Records excerpted from a collection
— Start —

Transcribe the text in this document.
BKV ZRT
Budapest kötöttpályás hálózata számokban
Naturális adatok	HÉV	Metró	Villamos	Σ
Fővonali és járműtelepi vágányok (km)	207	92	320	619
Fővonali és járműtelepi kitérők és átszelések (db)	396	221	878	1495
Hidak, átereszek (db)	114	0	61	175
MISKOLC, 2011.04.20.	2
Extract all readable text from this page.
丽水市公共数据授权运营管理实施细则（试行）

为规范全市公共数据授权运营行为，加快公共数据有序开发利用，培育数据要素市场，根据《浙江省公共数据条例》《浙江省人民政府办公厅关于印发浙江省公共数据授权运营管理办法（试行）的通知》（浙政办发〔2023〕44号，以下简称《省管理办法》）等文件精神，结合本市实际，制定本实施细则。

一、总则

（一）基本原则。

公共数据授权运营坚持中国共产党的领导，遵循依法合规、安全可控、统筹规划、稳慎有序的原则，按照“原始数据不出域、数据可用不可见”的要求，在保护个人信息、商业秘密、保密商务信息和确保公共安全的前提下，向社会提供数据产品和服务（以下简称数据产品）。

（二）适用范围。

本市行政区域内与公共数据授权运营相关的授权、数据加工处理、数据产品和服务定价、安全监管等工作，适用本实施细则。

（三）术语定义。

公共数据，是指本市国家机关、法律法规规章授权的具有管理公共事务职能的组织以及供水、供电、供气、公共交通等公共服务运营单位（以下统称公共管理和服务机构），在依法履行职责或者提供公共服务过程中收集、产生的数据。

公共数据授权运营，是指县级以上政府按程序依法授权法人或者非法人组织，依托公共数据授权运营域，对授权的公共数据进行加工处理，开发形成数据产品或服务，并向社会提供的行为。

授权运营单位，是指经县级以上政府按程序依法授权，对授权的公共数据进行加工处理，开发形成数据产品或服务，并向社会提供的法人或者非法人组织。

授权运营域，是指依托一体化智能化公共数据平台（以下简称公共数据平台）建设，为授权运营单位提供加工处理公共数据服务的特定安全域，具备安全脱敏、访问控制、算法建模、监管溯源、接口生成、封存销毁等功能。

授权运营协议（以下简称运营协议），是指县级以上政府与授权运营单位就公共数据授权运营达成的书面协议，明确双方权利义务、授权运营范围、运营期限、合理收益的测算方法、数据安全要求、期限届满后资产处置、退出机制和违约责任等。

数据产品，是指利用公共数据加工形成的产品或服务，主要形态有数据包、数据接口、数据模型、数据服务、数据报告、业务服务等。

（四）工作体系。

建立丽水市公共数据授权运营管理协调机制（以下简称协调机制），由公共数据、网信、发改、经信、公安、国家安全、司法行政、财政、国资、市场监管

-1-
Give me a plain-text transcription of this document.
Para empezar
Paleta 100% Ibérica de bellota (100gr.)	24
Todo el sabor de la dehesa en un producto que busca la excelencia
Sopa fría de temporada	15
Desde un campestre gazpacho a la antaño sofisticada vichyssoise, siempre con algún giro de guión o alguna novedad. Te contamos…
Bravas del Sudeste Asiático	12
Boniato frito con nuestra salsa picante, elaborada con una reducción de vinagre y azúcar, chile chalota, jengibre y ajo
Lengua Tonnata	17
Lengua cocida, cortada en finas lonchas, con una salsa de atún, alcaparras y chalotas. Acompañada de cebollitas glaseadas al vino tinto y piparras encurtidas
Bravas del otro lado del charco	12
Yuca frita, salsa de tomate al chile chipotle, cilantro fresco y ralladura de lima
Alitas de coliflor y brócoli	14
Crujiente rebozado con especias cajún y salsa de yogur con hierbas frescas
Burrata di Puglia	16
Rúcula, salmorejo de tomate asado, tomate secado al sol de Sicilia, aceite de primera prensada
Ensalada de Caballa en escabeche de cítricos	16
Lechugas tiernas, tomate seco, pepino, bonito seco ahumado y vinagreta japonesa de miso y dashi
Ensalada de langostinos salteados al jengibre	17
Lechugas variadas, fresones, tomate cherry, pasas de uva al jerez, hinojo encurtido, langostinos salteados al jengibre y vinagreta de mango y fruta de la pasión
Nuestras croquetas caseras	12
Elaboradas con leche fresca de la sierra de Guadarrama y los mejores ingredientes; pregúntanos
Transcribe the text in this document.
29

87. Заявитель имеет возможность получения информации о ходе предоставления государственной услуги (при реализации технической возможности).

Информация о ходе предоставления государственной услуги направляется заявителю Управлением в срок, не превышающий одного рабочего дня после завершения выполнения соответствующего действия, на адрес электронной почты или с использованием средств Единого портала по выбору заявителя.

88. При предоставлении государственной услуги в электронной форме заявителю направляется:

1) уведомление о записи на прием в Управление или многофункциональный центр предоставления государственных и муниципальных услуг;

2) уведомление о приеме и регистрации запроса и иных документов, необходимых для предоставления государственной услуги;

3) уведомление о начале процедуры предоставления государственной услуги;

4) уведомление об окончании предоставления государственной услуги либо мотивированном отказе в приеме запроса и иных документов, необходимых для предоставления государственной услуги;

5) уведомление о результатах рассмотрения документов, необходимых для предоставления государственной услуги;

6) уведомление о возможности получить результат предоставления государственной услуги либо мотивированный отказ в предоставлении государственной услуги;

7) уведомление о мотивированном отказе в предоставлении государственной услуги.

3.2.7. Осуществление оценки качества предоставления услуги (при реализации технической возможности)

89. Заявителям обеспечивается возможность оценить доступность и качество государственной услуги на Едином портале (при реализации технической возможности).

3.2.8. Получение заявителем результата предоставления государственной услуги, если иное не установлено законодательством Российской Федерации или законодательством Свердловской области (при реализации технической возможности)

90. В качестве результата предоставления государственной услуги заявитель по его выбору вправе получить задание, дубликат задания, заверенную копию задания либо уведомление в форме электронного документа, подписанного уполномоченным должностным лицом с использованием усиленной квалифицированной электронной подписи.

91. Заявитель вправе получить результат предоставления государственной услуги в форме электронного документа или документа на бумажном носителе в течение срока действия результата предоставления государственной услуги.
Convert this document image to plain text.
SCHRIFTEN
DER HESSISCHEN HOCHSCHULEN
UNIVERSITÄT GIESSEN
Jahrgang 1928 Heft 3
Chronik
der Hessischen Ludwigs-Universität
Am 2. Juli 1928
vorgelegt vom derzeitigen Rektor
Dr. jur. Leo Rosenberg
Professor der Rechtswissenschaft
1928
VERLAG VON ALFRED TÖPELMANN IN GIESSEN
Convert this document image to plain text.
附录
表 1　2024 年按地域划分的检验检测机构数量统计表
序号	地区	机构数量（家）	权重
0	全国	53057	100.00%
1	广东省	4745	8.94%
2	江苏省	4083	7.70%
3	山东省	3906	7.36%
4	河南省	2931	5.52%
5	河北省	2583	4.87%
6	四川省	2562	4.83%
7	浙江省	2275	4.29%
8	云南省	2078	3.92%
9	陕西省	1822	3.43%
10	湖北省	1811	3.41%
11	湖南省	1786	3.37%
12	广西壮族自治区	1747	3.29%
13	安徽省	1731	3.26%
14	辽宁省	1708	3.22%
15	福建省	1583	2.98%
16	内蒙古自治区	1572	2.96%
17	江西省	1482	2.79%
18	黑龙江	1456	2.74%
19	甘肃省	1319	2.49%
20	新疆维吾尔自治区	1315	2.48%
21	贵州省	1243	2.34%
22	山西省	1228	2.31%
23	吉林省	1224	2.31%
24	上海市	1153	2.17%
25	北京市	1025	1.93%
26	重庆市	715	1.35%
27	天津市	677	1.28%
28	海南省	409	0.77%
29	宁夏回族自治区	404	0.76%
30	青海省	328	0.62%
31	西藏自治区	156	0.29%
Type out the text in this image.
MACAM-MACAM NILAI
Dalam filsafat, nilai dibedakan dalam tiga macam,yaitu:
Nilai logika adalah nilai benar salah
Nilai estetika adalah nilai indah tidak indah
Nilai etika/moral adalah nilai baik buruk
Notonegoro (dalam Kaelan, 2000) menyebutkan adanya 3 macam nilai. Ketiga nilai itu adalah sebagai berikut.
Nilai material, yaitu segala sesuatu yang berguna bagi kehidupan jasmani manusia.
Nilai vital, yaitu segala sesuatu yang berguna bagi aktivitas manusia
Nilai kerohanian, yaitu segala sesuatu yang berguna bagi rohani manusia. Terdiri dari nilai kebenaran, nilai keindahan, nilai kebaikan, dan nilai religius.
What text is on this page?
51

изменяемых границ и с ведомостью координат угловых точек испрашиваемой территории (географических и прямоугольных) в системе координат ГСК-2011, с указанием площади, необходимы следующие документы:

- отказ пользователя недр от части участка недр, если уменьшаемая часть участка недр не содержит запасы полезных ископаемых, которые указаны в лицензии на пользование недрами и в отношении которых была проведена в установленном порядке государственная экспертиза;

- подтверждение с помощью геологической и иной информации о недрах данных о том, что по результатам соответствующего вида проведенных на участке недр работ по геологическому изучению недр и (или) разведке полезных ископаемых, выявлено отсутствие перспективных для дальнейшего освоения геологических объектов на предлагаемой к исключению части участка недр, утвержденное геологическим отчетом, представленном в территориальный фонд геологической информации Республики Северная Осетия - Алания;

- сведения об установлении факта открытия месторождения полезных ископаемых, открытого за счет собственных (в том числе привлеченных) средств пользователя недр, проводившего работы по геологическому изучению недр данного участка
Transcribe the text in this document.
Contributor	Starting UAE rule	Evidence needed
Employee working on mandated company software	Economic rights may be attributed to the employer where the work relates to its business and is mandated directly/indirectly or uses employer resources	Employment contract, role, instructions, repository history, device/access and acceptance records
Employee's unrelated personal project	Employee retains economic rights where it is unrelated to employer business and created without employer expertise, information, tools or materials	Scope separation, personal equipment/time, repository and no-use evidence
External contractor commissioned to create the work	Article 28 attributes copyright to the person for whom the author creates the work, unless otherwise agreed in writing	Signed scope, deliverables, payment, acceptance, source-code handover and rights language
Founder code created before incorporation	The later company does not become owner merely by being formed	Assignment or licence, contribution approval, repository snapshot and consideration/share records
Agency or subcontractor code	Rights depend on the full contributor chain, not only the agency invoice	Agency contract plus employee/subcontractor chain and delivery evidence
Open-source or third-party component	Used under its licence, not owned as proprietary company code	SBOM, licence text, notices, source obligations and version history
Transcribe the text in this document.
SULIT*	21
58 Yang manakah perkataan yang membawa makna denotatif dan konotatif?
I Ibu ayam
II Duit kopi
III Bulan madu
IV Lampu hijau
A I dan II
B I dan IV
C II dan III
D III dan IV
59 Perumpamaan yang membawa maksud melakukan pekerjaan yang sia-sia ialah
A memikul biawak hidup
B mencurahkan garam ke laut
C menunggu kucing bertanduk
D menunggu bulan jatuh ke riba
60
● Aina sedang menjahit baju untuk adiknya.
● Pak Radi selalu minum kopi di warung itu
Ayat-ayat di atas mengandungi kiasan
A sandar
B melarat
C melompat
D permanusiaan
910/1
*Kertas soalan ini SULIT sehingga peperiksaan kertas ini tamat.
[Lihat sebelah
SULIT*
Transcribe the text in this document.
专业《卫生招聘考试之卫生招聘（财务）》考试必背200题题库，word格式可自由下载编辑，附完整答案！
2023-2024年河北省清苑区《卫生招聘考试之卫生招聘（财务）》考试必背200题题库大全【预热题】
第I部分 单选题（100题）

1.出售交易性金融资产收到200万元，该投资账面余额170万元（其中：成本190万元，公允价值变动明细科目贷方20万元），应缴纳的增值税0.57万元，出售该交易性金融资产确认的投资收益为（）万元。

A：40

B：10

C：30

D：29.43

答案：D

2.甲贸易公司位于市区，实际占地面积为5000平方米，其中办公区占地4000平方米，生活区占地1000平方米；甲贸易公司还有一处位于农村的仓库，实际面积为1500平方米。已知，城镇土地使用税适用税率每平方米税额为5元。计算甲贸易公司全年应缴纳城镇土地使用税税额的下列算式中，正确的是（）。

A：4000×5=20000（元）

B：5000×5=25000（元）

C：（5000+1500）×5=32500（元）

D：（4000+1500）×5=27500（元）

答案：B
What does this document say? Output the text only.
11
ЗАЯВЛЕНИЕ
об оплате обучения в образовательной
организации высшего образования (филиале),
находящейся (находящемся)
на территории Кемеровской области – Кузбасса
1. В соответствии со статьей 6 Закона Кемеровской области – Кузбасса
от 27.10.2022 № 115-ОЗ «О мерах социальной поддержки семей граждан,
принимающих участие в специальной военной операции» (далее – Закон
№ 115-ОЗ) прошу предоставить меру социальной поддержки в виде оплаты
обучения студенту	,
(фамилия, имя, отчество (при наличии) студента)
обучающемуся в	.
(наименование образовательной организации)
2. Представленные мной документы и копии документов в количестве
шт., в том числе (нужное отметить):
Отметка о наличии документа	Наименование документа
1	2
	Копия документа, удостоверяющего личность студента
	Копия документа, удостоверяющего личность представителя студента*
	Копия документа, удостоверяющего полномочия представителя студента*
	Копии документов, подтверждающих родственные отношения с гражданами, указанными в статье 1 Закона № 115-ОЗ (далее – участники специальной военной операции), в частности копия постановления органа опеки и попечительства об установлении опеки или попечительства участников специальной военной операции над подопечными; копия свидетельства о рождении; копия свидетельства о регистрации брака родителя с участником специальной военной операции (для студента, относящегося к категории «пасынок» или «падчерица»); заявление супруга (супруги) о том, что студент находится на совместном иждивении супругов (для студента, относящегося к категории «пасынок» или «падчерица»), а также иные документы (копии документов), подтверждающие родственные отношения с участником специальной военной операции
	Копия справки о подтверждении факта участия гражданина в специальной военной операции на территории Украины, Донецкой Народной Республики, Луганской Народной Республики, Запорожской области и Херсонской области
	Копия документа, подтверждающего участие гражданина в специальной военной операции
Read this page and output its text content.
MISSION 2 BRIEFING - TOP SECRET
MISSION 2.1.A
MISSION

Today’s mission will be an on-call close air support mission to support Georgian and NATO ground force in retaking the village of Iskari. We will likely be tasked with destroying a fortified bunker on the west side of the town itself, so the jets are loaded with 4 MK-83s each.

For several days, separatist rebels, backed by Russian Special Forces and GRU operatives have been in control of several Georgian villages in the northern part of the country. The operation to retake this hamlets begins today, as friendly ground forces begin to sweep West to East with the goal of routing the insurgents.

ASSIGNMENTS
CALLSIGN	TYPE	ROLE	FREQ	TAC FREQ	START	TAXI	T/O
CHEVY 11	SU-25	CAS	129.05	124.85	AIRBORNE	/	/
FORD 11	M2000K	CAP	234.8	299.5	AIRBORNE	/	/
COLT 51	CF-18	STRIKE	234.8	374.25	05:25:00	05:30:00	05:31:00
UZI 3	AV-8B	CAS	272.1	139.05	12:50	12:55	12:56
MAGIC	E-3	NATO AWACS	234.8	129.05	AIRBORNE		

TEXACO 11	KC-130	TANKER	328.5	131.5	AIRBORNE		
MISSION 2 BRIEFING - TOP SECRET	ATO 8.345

— End —

Scan the material and collect every line that contains "Georgian".

Today’s mission will be an on-call close air support mission to support Georgian and NATO ground force in retaking the village of Iskari. We will likely be tasked with destroying a fortified bunker on the west side of the town itself, so the jets are loaded with 4 MK-83s each.
For several days, separatist rebels, backed by Russian Special Forces and GRU operatives have been in control of several Georgian villages in the northern part of the country. The operation to retake this hamlets begins today, as friendly ground forces begin to sweep West to East with the goal of routing the insurgents.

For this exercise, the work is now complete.